Reading passage section start

Is there anything that could be done to help?

The Realms proposal that just advanced to stage 2 does not yet have traps for the import and import.meta expressions. However, it already protects against them, in that it will unconditionally throw when evaluating code that contains these expressions. Effectively, it implements the sublanguage in which these constructs are absent, which can currently still be considered a language conforming to the ES standard. Whether Realms grows the traps or not, once it advances and gets deployed, so that systems like SES and Locker can use Realms to remain safe, we can unblock the import and import.meta expressions.

erights avatar May 26 '18 18:05 erights

@erights thank you for the detailed explanation - really informative.

rhuanjl avatar May 26 '18 18:05 rhuanjl

@domenic is there any information somewhere about CSP and dynamic import? Maybe there is a middle ground here that we can explorer in the interim.

caridy avatar May 29 '18 17:05 caridy

Dynamic import is treated like any other script load with CSP, so indeed CSP suffices to secure code against dynamic import.

Reading passage section end
Provided information section start

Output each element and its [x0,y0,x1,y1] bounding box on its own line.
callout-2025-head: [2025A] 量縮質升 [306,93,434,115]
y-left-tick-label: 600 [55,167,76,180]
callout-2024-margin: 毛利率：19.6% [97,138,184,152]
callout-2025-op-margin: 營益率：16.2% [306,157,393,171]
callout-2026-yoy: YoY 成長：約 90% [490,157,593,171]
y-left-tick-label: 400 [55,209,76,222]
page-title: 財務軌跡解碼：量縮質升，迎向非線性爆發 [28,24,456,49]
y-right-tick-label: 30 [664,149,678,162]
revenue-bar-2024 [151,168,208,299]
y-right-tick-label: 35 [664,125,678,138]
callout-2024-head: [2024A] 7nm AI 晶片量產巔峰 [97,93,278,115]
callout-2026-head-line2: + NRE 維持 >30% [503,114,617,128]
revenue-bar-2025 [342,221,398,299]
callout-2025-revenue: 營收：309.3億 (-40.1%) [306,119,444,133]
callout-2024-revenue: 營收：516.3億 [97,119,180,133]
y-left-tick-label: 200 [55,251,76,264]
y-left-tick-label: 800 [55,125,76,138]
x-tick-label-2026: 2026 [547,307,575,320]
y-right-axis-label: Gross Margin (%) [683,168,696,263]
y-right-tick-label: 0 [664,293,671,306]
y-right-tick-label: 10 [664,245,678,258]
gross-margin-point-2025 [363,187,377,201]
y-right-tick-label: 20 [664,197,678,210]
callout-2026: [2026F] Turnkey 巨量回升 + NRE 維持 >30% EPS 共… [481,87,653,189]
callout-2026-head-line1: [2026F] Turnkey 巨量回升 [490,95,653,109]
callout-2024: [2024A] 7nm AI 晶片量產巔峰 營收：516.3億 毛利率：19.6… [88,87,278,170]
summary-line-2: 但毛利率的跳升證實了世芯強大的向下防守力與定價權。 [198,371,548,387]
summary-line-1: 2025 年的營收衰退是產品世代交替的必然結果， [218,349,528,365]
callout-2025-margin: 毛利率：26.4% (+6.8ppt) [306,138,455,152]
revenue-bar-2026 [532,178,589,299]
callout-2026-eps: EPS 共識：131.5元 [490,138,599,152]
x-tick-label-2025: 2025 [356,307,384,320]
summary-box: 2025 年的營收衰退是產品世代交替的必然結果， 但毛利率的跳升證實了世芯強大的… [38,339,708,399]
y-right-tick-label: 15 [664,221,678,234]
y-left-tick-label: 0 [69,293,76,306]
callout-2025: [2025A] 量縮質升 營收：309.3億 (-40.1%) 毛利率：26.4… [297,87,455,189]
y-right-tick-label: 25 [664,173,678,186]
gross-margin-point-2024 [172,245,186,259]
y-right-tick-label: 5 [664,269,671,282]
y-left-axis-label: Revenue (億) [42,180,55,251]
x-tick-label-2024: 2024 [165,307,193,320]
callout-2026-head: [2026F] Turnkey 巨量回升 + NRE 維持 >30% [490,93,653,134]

Provided information section end

Work order 1 — Echo a portion of the dynamic import discussion verbatim, beginning at the words "erights avatar May" and stopping after "in the interim.".
Work order 2 — Can you proceed with the dynamic import discussion from the point where it stops?
The data has no connection to the dynamic import discussion.

Response box 1 —
erights avatar May 26 '18 18:05 erights

@erights thank you for the detailed explanation - really informative.

rhuanjl avatar May 26 '18 18:05 rhuanjl

@domenic is there any information somewhere about CSP and dynamic import? Maybe there is a middle ground here that we can explorer in the interim.

Response box 2 —
domenic avatar May 29 '18 17:05 domenic

@domenic isn't what @erights intends for frozen realms the answer to the question: what does ES need to support reflective implementation of CSP (or equivalent policy enforcers)

allenwb avatar May 29 '18 21:05 allenwb

Would the Realms proposal provide a way to implement this security boundary? The transform trap can reliably hit all eval calls, and certain versions of that proposal either provided for disallowing import or trapping its calls.

The import expression and import.meta expression must not become standard before there's a standard way to intercept them, so that a JavaScript implementation that omits them can still be standards conformant. Alternatively, if they were moved to Annex B as normative-optional, then an implementation could still omit them while staying conformant.

I'm not sure what it would really mean to leave these things out of the standard, or put them in Annex B. In practice, they are already shipped in multiple browsers, based on the specification in this repository. Is the purpose of the standard to describe a hypothetical "secure" JavaScript, or to be the coordinating mechanism used to advance actual implementations? If we leave these things out of the main specification, it just means a more confusing and disorganized state of the real-world specification, not any more security for anyone.

littledan avatar Jul 16 '18 16:07 littledan

hypothetical "secure" JavaScript

SES, ADsafe and FBJS come to mind.

Mouvedia avatar Jul 16 '18 16:07 Mouvedia

@Mouvedia I don't mean to call those systems hypothetical. I'm talking about the JavaScript language which they run on top of. In practice, they are often running on top of the versions of JavaScript shipped in browsers, which often includes this proposal.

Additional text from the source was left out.